--- START GIVEN RECORDS ---
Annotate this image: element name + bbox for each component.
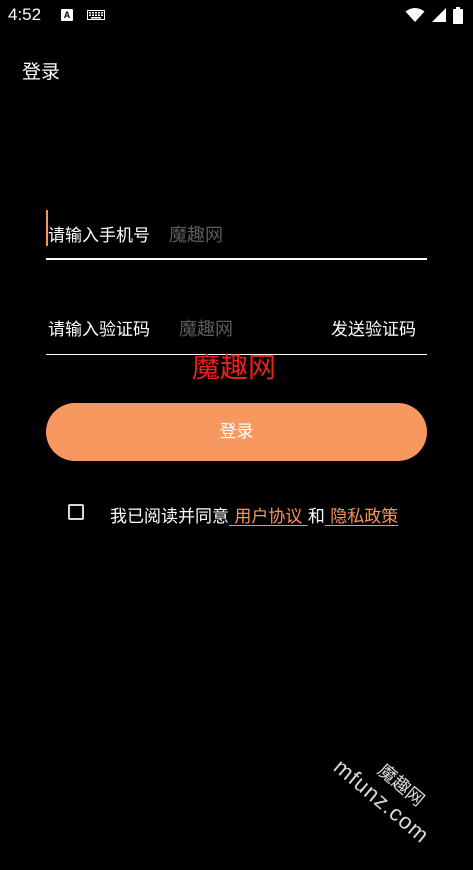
login-button[interactable]: 登录 <box>46 403 427 461</box>
send-code-button[interactable]: 发送验证码 <box>331 315 416 340</box>
code-field-watermark: 魔趣网 <box>179 319 233 340</box>
system-icons <box>405 5 463 25</box>
status-bar: 4:52 A <box>0 0 473 32</box>
agreement-prefix: 我已阅读并同意 <box>110 507 229 527</box>
phone-field[interactable]: 请输入手机号 魔趣网 <box>46 208 427 260</box>
a-notification-icon: A <box>61 9 73 21</box>
page-title: 登录 <box>22 61 61 83</box>
overlay-watermark: 魔趣网 <box>192 351 277 384</box>
agreement-text: 我已阅读并同意 用户协议 和 隐私政策 <box>110 502 398 527</box>
code-input-placeholder[interactable]: 请输入验证码 <box>48 315 150 340</box>
signal-icon <box>432 8 446 22</box>
agreement-checkbox[interactable] <box>68 504 84 520</box>
wifi-icon <box>405 8 425 22</box>
keyboard-icon <box>87 10 105 20</box>
agreement-connector: 和 <box>307 507 325 527</box>
phone-input-placeholder[interactable]: 请输入手机号 <box>48 221 150 246</box>
agreement-row: 我已阅读并同意 用户协议 和 隐私政策 <box>68 502 448 527</box>
user-agreement-link[interactable]: 用户协议 <box>229 507 308 527</box>
battery-icon <box>453 6 463 24</box>
privacy-policy-link[interactable]: 隐私政策 <box>325 507 398 527</box>
phone-field-watermark: 魔趣网 <box>169 225 223 246</box>
status-time: 4:52 <box>8 5 42 24</box>
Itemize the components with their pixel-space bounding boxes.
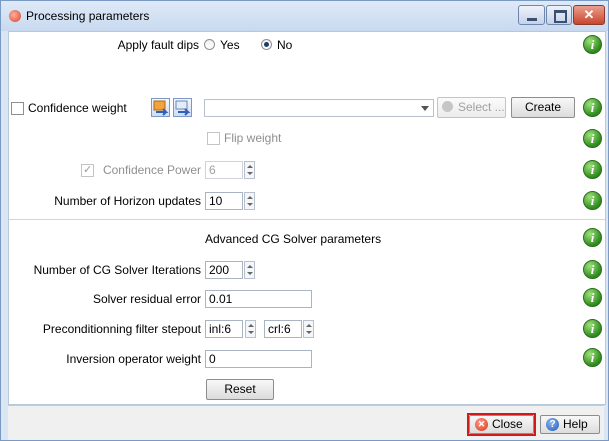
--- END GIVEN RECORDS ---
Locate every line in the listing above that contains the string "agreement" and copy each of those lines out in full.

» **SOLUTION FOR THIS EXERCISE**
agreement-prefix: 我已阅读并同意 <box>110 507 229 527</box>
agreement-text: 我已阅读并同意 用户协议 和 隐私政策 <box>110 502 398 527</box>
agreement-checkbox[interactable] <box>68 504 84 520</box>
agreement-connector: 和 <box>307 507 325 527</box>
agreement-row: 我已阅读并同意 用户协议 和 隐私政策 <box>68 502 448 527</box>
user-agreement-link[interactable]: 用户协议 <box>229 507 308 527</box>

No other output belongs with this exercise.